(Labeled region entries)
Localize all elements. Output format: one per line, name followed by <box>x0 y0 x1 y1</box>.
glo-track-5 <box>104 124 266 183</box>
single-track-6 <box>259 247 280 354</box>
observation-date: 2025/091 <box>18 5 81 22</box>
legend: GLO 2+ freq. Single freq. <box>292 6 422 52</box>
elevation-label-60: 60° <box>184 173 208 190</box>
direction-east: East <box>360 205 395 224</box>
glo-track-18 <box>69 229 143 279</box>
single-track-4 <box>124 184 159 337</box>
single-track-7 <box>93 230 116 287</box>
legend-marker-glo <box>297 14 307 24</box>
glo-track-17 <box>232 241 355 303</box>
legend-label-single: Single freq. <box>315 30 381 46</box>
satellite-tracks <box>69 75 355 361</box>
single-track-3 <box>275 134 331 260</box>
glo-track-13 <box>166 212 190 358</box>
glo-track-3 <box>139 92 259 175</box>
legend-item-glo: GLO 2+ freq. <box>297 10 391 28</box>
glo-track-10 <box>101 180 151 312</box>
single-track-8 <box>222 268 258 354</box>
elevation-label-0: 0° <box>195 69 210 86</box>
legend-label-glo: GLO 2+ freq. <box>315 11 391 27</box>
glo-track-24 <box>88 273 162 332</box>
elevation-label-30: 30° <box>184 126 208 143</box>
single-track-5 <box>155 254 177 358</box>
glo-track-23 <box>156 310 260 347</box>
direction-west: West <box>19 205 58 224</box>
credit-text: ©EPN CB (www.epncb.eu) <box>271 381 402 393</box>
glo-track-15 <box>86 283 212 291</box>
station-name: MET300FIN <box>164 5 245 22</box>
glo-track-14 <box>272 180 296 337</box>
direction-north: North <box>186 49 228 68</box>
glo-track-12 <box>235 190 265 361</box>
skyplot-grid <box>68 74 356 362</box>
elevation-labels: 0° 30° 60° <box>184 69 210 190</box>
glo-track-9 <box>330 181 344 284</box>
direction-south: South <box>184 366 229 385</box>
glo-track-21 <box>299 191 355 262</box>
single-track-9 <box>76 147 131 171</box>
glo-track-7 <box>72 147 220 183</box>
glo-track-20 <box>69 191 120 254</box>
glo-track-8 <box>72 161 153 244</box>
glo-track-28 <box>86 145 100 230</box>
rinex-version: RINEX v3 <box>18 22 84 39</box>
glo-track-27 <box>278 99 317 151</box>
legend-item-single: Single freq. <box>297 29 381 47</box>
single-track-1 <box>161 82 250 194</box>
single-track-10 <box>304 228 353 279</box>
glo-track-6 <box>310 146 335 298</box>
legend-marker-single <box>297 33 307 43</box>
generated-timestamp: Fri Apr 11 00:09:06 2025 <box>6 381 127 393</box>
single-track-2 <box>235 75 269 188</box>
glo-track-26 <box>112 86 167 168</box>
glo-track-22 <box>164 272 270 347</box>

### PROBLEM DESCRIPTION
Copy out every line of the entries above word for word, leaving nothing out and changing nothing.

### REPLY TO THE TASK
Localize all elements. Output format: one per line, name followed by <box>x0 y0 x1 y1</box>.
glo-track-5 <box>104 124 266 183</box>
single-track-6 <box>259 247 280 354</box>
observation-date: 2025/091 <box>18 5 81 22</box>
legend: GLO 2+ freq. Single freq. <box>292 6 422 52</box>
elevation-label-60: 60° <box>184 173 208 190</box>
direction-east: East <box>360 205 395 224</box>
glo-track-18 <box>69 229 143 279</box>
single-track-4 <box>124 184 159 337</box>
single-track-7 <box>93 230 116 287</box>
legend-marker-glo <box>297 14 307 24</box>
glo-track-17 <box>232 241 355 303</box>
legend-label-single: Single freq. <box>315 30 381 46</box>
satellite-tracks <box>69 75 355 361</box>
single-track-3 <box>275 134 331 260</box>
glo-track-13 <box>166 212 190 358</box>
glo-track-3 <box>139 92 259 175</box>
legend-item-glo: GLO 2+ freq. <box>297 10 391 28</box>
glo-track-10 <box>101 180 151 312</box>
single-track-8 <box>222 268 258 354</box>
elevation-label-0: 0° <box>195 69 210 86</box>
legend-label-glo: GLO 2+ freq. <box>315 11 391 27</box>
glo-track-24 <box>88 273 162 332</box>
elevation-label-30: 30° <box>184 126 208 143</box>
single-track-5 <box>155 254 177 358</box>
glo-track-23 <box>156 310 260 347</box>
direction-west: West <box>19 205 58 224</box>
credit-text: ©EPN CB (www.epncb.eu) <box>271 381 402 393</box>
glo-track-15 <box>86 283 212 291</box>
station-name: MET300FIN <box>164 5 245 22</box>
glo-track-14 <box>272 180 296 337</box>
direction-north: North <box>186 49 228 68</box>
glo-track-12 <box>235 190 265 361</box>
skyplot-grid <box>68 74 356 362</box>
elevation-labels: 0° 30° 60° <box>184 69 210 190</box>
glo-track-9 <box>330 181 344 284</box>
direction-south: South <box>184 366 229 385</box>
glo-track-21 <box>299 191 355 262</box>
single-track-9 <box>76 147 131 171</box>
glo-track-7 <box>72 147 220 183</box>
glo-track-20 <box>69 191 120 254</box>
glo-track-8 <box>72 161 153 244</box>
glo-track-28 <box>86 145 100 230</box>
rinex-version: RINEX v3 <box>18 22 84 39</box>
glo-track-27 <box>278 99 317 151</box>
legend-item-single: Single freq. <box>297 29 381 47</box>
single-track-1 <box>161 82 250 194</box>
single-track-10 <box>304 228 353 279</box>
glo-track-6 <box>310 146 335 298</box>
legend-marker-single <box>297 33 307 43</box>
generated-timestamp: Fri Apr 11 00:09:06 2025 <box>6 381 127 393</box>
single-track-2 <box>235 75 269 188</box>
glo-track-26 <box>112 86 167 168</box>
glo-track-22 <box>164 272 270 347</box>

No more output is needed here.